CHALLENGE: Scan the data below and pick out the lines containing the word "this".

Collection entries:
+---+
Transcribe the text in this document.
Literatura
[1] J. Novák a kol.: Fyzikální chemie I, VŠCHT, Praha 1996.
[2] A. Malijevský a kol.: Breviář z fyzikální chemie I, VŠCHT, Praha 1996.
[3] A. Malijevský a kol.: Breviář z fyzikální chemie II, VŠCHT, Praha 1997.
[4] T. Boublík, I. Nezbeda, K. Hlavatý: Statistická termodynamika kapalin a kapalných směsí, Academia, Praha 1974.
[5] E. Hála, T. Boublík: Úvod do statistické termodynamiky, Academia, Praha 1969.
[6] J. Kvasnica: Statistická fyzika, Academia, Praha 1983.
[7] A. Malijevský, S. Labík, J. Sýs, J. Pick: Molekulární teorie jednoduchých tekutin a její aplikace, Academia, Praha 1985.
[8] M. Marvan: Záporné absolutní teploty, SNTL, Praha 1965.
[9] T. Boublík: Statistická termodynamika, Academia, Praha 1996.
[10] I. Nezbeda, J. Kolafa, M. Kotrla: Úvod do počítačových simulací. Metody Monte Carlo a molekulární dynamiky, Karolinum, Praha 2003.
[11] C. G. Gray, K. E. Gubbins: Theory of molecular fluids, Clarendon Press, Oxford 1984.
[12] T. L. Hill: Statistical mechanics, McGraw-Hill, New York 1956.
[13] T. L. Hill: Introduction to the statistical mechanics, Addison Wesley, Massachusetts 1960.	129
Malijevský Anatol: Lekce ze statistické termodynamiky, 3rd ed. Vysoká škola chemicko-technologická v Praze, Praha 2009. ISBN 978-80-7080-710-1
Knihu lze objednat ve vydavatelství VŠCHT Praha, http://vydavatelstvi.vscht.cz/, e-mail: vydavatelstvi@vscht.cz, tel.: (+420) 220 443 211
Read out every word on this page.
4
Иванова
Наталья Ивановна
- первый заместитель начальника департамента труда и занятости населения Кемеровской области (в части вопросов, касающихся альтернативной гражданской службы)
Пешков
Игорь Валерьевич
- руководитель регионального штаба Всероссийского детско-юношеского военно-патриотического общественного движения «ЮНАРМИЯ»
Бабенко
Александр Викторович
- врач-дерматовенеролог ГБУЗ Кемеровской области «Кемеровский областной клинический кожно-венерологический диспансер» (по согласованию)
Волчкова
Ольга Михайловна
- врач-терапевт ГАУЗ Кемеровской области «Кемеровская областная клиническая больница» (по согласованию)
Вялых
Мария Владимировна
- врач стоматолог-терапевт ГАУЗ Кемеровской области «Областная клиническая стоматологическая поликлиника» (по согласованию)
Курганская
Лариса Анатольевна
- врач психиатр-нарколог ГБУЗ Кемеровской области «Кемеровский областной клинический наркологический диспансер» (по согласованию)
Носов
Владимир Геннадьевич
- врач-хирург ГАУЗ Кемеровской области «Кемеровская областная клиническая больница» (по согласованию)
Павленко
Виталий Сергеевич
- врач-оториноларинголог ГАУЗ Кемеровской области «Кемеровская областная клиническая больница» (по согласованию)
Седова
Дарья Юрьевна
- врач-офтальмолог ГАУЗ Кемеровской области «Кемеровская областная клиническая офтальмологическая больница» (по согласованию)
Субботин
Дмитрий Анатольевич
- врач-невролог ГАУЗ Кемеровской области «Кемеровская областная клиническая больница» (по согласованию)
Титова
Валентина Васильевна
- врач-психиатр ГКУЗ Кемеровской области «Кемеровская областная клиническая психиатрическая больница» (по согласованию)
+---+
CORRECT RESPONSE:
Transcribe the text in this document.
Read out every word on this page.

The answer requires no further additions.